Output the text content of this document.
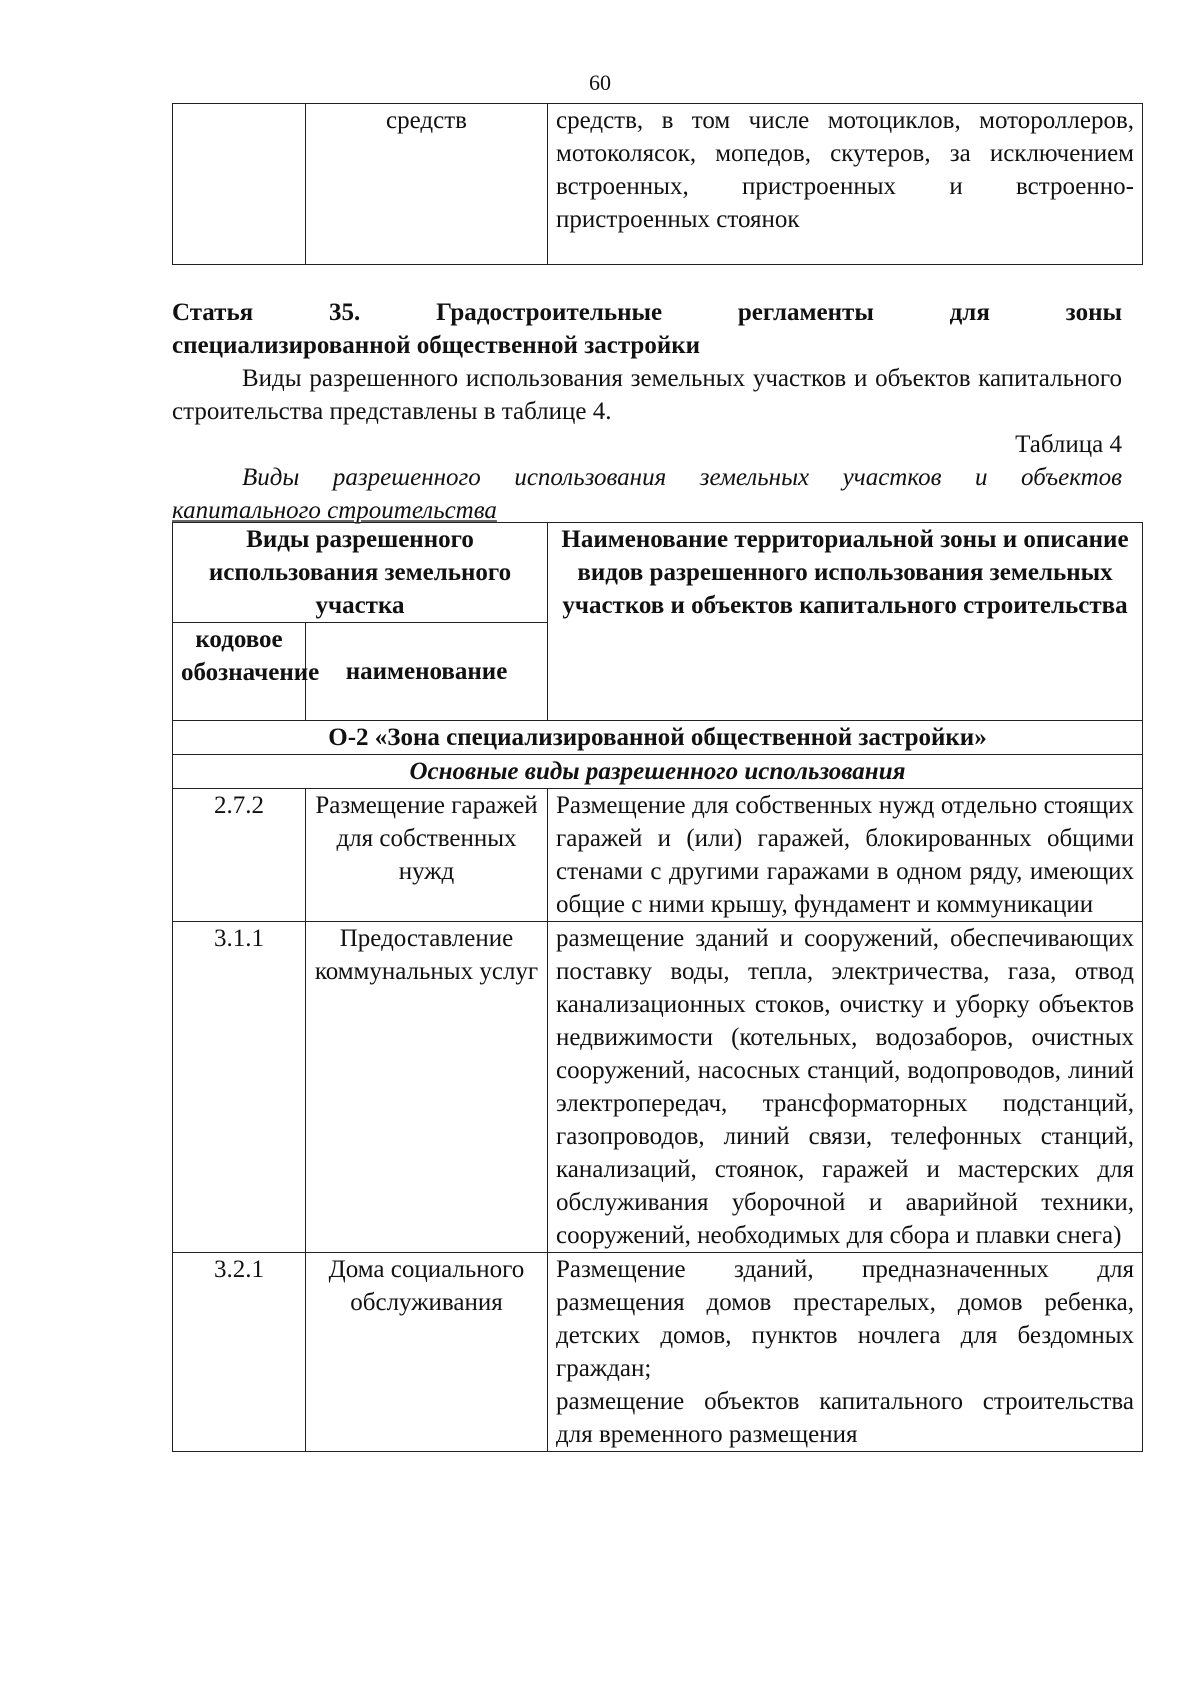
60
	средств	средств, в том числе мотоциклов, мотороллеров, мотоколясок, мопедов, скутеров, за исключением встроенных, пристроенных и встроенно-пристроенных стоянок
Статья 35. Градостроительные регламенты для зоны
специализированной общественной застройки
Виды разрешенного использования земельных участков и объектов капитального строительства представлены в таблице 4.
Таблица 4
Виды разрешенного использования земельных участков и объектов
капитального строительства
Виды разрешенного использования земельного участка		Наименование территориальной зоны и описание видов разрешенного использования земельных участков и объектов капитального строительства
кодовое обозначение	наименование	
О-2 «Зона специализированной общественной застройки»		
Основные виды разрешенного использования		
2.7.2	Размещение гаражей для собственных нужд	Размещение для собственных нужд отдельно стоящих гаражей и (или) гаражей, блокированных общими стенами с другими гаражами в одном ряду, имеющих общие с ними крышу, фундамент и коммуникации
3.1.1	Предоставление коммунальных услуг	размещение зданий и сооружений, обеспечивающих поставку воды, тепла, электричества, газа, отвод канализационных стоков, очистку и уборку объектов недвижимости (котельных, водозаборов, очистных сооружений, насосных станций, водопроводов, линий электропередач, трансформаторных подстанций, газопроводов, линий связи, телефонных станций, канализаций, стоянок, гаражей и мастерских для обслуживания уборочной и аварийной техники, сооружений, необходимых для сбора и плавки снега)
3.2.1	Дома социального обслуживания	Размещение зданий, предназначенных для размещения домов престарелых, домов ребенка, детских домов, пунктов ночлега для бездомных граждан;
размещение объектов капитального строительства для временного размещения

:: PROBLEM STATEMENT ::
Reproduce the entries exactly. Do not carry over any picture.

:: EXERCISE ANSWER ::
Output the text content of this document.
60
	средств	средств, в том числе мотоциклов, мотороллеров, мотоколясок, мопедов, скутеров, за исключением встроенных, пристроенных и встроенно-пристроенных стоянок
Статья 35. Градостроительные регламенты для зоны
специализированной общественной застройки
Виды разрешенного использования земельных участков и объектов капитального строительства представлены в таблице 4.
Таблица 4
Виды разрешенного использования земельных участков и объектов
капитального строительства
Виды разрешенного использования земельного участка		Наименование территориальной зоны и описание видов разрешенного использования земельных участков и объектов капитального строительства
кодовое обозначение	наименование	
О-2 «Зона специализированной общественной застройки»		
Основные виды разрешенного использования		
2.7.2	Размещение гаражей для собственных нужд	Размещение для собственных нужд отдельно стоящих гаражей и (или) гаражей, блокированных общими стенами с другими гаражами в одном ряду, имеющих общие с ними крышу, фундамент и коммуникации
3.1.1	Предоставление коммунальных услуг	размещение зданий и сооружений, обеспечивающих поставку воды, тепла, электричества, газа, отвод канализационных стоков, очистку и уборку объектов недвижимости (котельных, водозаборов, очистных сооружений, насосных станций, водопроводов, линий электропередач, трансформаторных подстанций, газопроводов, линий связи, телефонных станций, канализаций, стоянок, гаражей и мастерских для обслуживания уборочной и аварийной техники, сооружений, необходимых для сбора и плавки снега)
3.2.1	Дома социального обслуживания	Размещение зданий, предназначенных для размещения домов престарелых, домов ребенка, детских домов, пунктов ночлега для бездомных граждан;
размещение объектов капитального строительства для временного размещения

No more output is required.